┌──

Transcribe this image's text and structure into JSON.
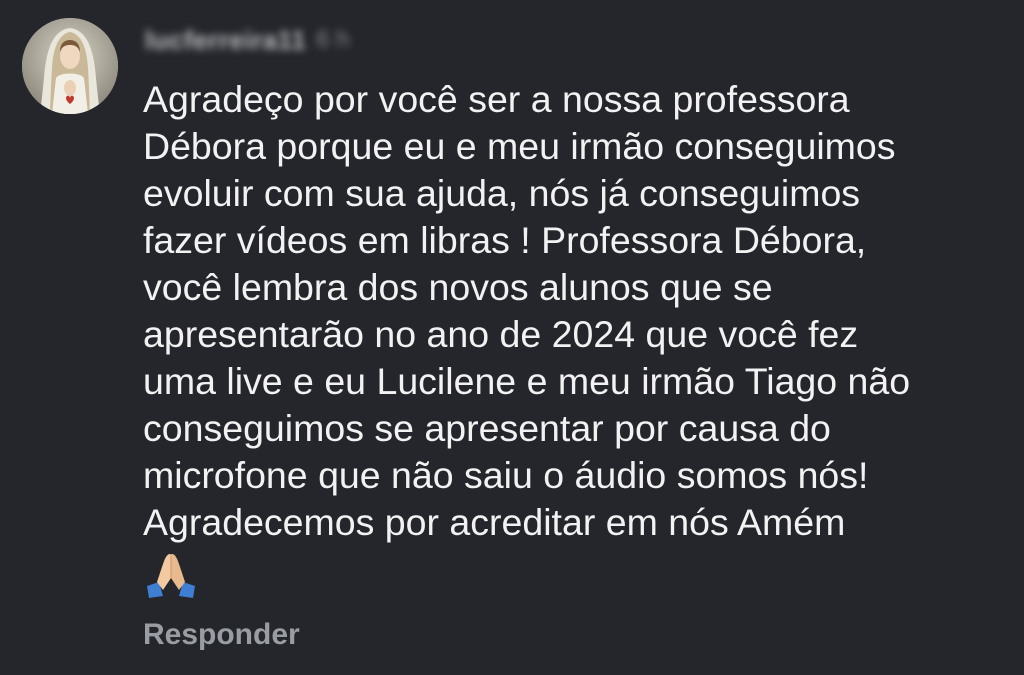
{
  "comment": {
    "username": "lucferreira11",
    "timestamp": "6 h",
    "text": "Agradeço por você ser a nossa professora\nDébora porque eu e meu irmão conseguimos\nevoluir com sua ajuda, nós já conseguimos\nfazer vídeos em libras ! Professora Débora,\nvocê lembra dos novos alunos que se\napresentarão no ano de 2024 que você fez\numa live e eu Lucilene e meu irmão Tiago não\nconseguimos se apresentar por causa do\nmicrofone que não saiu o áudio somos nós!\nAgradecemos por acreditar em nós Amém",
    "emoji": "🙏🏼",
    "emoji_icon": "praying-hands-icon",
    "reply_label": "Responder"
  },
  "colors": {
    "background": "#24262c",
    "text": "#f2f2f2",
    "muted": "#9a9ca3"
  }
}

└──

→ **SHORT TASK**:
Pick out all the lines with the word "text" in them and copy them.

→ **IN RESPONSE**:
Transcribe this image's text and structure into JSON.
    "text": "Agradeço por você ser a nossa professora\nDébora porque eu e meu irmão conseguimos\nevoluir com sua ajuda, nós já conseguimos\nfazer vídeos em libras ! Professora Débora,\nvocê lembra dos novos alunos que se\napresentarão no ano de 2024 que você fez\numa live e eu Lucilene e meu irmão Tiago não\nconseguimos se apresentar por causa do\nmicrofone que não saiu o áudio somos nós!\nAgradecemos por acreditar em nós Amém",
    "text": "#f2f2f2",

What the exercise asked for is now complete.